▶ _EXERCISE AIM_
Return the records that follow unaltered. Omit every picture.

▶ _DATA SHOWN_
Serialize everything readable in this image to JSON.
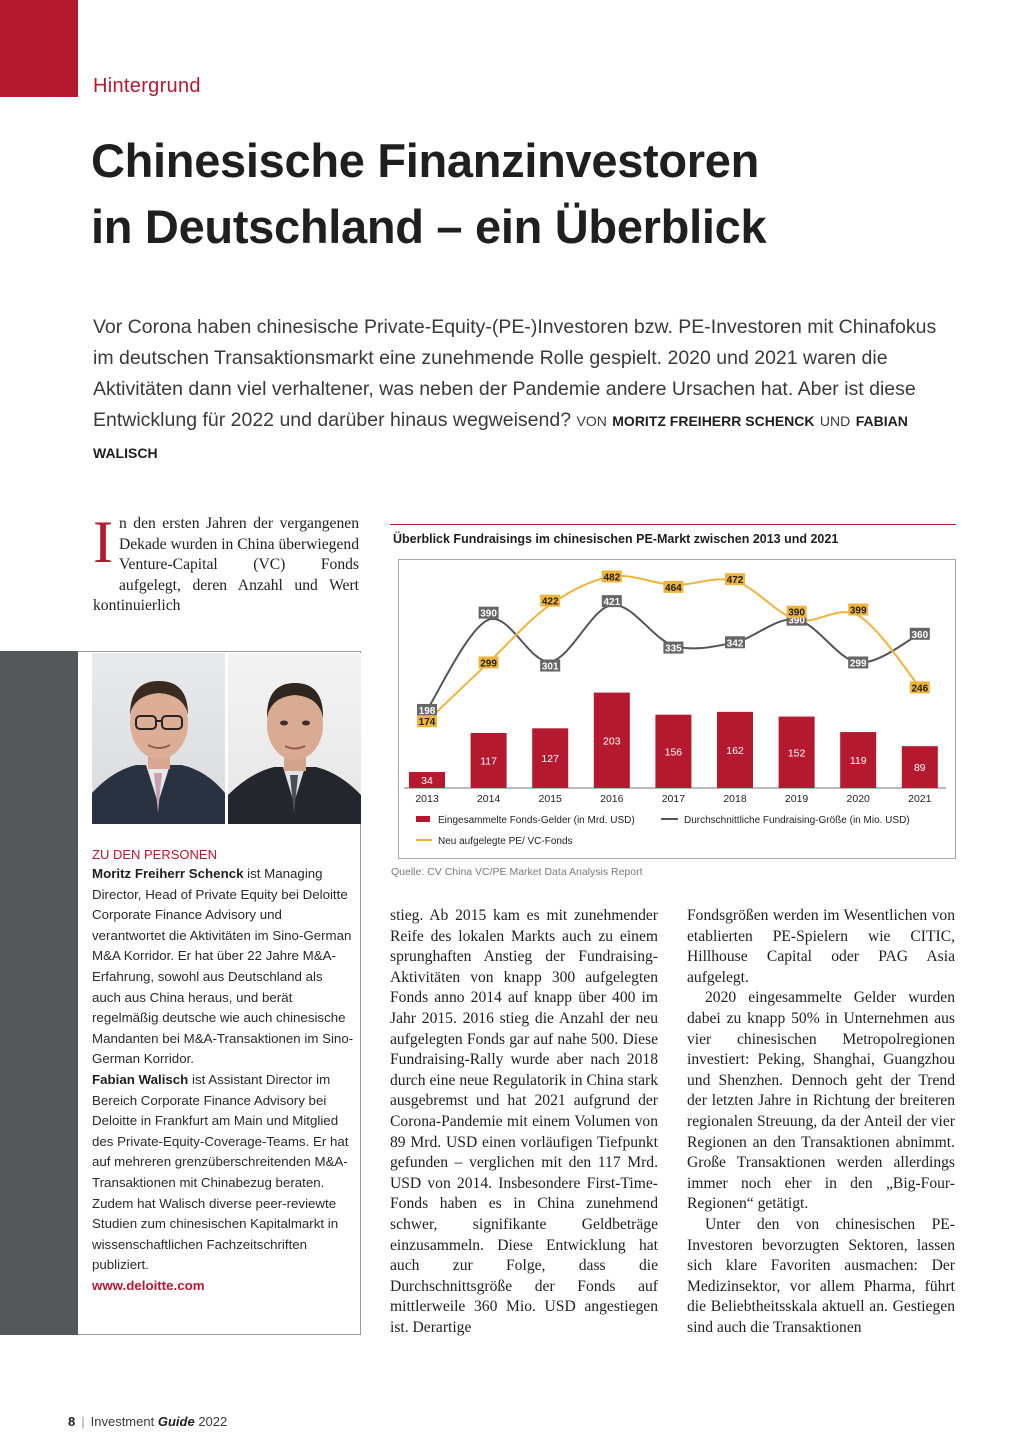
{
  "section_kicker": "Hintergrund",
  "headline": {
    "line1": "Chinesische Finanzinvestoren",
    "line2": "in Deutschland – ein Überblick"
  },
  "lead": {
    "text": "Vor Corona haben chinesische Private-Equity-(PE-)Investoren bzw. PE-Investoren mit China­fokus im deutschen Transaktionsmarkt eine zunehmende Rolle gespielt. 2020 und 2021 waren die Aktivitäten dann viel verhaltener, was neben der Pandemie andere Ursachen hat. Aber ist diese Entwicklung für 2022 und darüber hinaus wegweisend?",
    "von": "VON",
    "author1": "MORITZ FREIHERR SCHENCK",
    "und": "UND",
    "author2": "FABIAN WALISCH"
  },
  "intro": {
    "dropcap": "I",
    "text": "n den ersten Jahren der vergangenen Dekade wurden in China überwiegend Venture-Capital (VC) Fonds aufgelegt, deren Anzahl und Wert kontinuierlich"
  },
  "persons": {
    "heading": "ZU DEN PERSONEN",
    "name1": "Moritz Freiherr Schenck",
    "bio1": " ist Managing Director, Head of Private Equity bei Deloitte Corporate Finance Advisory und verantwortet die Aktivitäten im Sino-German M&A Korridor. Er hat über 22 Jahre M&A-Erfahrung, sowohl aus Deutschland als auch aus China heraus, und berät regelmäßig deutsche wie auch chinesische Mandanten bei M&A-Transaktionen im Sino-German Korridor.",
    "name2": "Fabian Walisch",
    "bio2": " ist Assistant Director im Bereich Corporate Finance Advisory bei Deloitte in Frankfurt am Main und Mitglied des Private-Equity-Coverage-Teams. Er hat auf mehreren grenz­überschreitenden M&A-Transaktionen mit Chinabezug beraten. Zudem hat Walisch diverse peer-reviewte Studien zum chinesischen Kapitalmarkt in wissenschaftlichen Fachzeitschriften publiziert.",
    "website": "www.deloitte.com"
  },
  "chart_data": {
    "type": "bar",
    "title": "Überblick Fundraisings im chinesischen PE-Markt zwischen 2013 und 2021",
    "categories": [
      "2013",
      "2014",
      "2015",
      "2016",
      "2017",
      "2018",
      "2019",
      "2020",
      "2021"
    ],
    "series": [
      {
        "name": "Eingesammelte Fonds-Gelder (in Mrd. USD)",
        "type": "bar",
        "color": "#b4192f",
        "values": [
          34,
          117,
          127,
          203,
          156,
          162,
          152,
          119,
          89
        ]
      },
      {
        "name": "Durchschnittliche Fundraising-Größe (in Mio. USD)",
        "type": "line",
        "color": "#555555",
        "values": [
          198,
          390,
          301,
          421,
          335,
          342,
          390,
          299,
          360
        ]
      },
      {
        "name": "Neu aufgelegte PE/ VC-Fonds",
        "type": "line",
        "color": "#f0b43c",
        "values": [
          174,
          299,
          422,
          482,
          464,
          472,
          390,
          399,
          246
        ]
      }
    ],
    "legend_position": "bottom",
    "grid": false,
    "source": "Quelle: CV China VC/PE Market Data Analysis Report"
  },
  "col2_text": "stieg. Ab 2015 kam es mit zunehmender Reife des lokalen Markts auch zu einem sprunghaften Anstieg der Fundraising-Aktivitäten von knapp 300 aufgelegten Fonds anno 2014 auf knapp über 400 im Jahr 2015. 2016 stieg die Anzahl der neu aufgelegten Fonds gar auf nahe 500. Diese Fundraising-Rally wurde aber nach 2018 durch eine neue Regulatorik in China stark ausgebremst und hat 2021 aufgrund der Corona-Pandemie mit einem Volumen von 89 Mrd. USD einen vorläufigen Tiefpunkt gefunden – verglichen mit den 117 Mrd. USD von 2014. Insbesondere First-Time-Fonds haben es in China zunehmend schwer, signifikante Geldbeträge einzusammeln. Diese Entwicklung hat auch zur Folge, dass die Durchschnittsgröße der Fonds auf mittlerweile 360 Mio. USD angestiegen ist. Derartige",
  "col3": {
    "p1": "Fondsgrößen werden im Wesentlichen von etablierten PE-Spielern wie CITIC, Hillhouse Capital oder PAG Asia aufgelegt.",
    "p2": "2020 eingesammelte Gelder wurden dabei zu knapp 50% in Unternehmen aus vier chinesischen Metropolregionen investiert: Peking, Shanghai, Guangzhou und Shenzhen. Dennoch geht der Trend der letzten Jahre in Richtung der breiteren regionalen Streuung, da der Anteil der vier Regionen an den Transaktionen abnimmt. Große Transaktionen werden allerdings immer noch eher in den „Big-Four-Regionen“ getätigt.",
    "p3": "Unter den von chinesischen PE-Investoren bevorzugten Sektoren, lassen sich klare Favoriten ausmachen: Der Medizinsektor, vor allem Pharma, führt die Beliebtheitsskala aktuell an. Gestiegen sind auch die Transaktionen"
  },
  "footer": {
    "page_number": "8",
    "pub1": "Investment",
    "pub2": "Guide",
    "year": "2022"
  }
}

▶ _RESULT OF THIS TASK_
Serialize everything readable in this image to JSON.
{
  "section_kicker": "Hintergrund",
  "headline": {
    "line1": "Chinesische Finanzinvestoren",
    "line2": "in Deutschland – ein Überblick"
  },
  "lead": {
    "text": "Vor Corona haben chinesische Private-Equity-(PE-)Investoren bzw. PE-Investoren mit China­fokus im deutschen Transaktionsmarkt eine zunehmende Rolle gespielt. 2020 und 2021 waren die Aktivitäten dann viel verhaltener, was neben der Pandemie andere Ursachen hat. Aber ist diese Entwicklung für 2022 und darüber hinaus wegweisend?",
    "von": "VON",
    "author1": "MORITZ FREIHERR SCHENCK",
    "und": "UND",
    "author2": "FABIAN WALISCH"
  },
  "intro": {
    "dropcap": "I",
    "text": "n den ersten Jahren der vergangenen Dekade wurden in China überwiegend Venture-Capital (VC) Fonds aufgelegt, deren Anzahl und Wert kontinuierlich"
  },
  "persons": {
    "heading": "ZU DEN PERSONEN",
    "name1": "Moritz Freiherr Schenck",
    "bio1": " ist Managing Director, Head of Private Equity bei Deloitte Corporate Finance Advisory und verantwortet die Aktivitäten im Sino-German M&A Korridor. Er hat über 22 Jahre M&A-Erfahrung, sowohl aus Deutschland als auch aus China heraus, und berät regelmäßig deutsche wie auch chinesische Mandanten bei M&A-Transaktionen im Sino-German Korridor.",
    "name2": "Fabian Walisch",
    "bio2": " ist Assistant Director im Bereich Corporate Finance Advisory bei Deloitte in Frankfurt am Main und Mitglied des Private-Equity-Coverage-Teams. Er hat auf mehreren grenz­überschreitenden M&A-Transaktionen mit Chinabezug beraten. Zudem hat Walisch diverse peer-reviewte Studien zum chinesischen Kapitalmarkt in wissenschaftlichen Fachzeitschriften publiziert.",
    "website": "www.deloitte.com"
  },
  "chart_data": {
    "type": "bar",
    "title": "Überblick Fundraisings im chinesischen PE-Markt zwischen 2013 und 2021",
    "categories": [
      "2013",
      "2014",
      "2015",
      "2016",
      "2017",
      "2018",
      "2019",
      "2020",
      "2021"
    ],
    "series": [
      {
        "name": "Eingesammelte Fonds-Gelder (in Mrd. USD)",
        "type": "bar",
        "color": "#b4192f",
        "values": [
          34,
          117,
          127,
          203,
          156,
          162,
          152,
          119,
          89
        ]
      },
      {
        "name": "Durchschnittliche Fundraising-Größe (in Mio. USD)",
        "type": "line",
        "color": "#555555",
        "values": [
          198,
          390,
          301,
          421,
          335,
          342,
          390,
          299,
          360
        ]
      },
      {
        "name": "Neu aufgelegte PE/ VC-Fonds",
        "type": "line",
        "color": "#f0b43c",
        "values": [
          174,
          299,
          422,
          482,
          464,
          472,
          390,
          399,
          246
        ]
      }
    ],
    "legend_position": "bottom",
    "grid": false,
    "source": "Quelle: CV China VC/PE Market Data Analysis Report"
  },
  "col2_text": "stieg. Ab 2015 kam es mit zunehmender Reife des lokalen Markts auch zu einem sprunghaften Anstieg der Fundraising-Aktivitäten von knapp 300 aufgelegten Fonds anno 2014 auf knapp über 400 im Jahr 2015. 2016 stieg die Anzahl der neu aufgelegten Fonds gar auf nahe 500. Diese Fundraising-Rally wurde aber nach 2018 durch eine neue Regulatorik in China stark ausgebremst und hat 2021 aufgrund der Corona-Pandemie mit einem Volumen von 89 Mrd. USD einen vorläufigen Tiefpunkt gefunden – verglichen mit den 117 Mrd. USD von 2014. Insbesondere First-Time-Fonds haben es in China zunehmend schwer, signifikante Geldbeträge einzusammeln. Diese Entwicklung hat auch zur Folge, dass die Durchschnittsgröße der Fonds auf mittlerweile 360 Mio. USD angestiegen ist. Derartige",
  "col3": {
    "p1": "Fondsgrößen werden im Wesentlichen von etablierten PE-Spielern wie CITIC, Hillhouse Capital oder PAG Asia aufgelegt.",
    "p2": "2020 eingesammelte Gelder wurden dabei zu knapp 50% in Unternehmen aus vier chinesischen Metropolregionen investiert: Peking, Shanghai, Guangzhou und Shenzhen. Dennoch geht der Trend der letzten Jahre in Richtung der breiteren regionalen Streuung, da der Anteil der vier Regionen an den Transaktionen abnimmt. Große Transaktionen werden allerdings immer noch eher in den „Big-Four-Regionen“ getätigt.",
    "p3": "Unter den von chinesischen PE-Investoren bevorzugten Sektoren, lassen sich klare Favoriten ausmachen: Der Medizinsektor, vor allem Pharma, führt die Beliebtheitsskala aktuell an. Gestiegen sind auch die Transaktionen"
  },
  "footer": {
    "page_number": "8",
    "pub1": "Investment",
    "pub2": "Guide",
    "year": "2022"
  }
}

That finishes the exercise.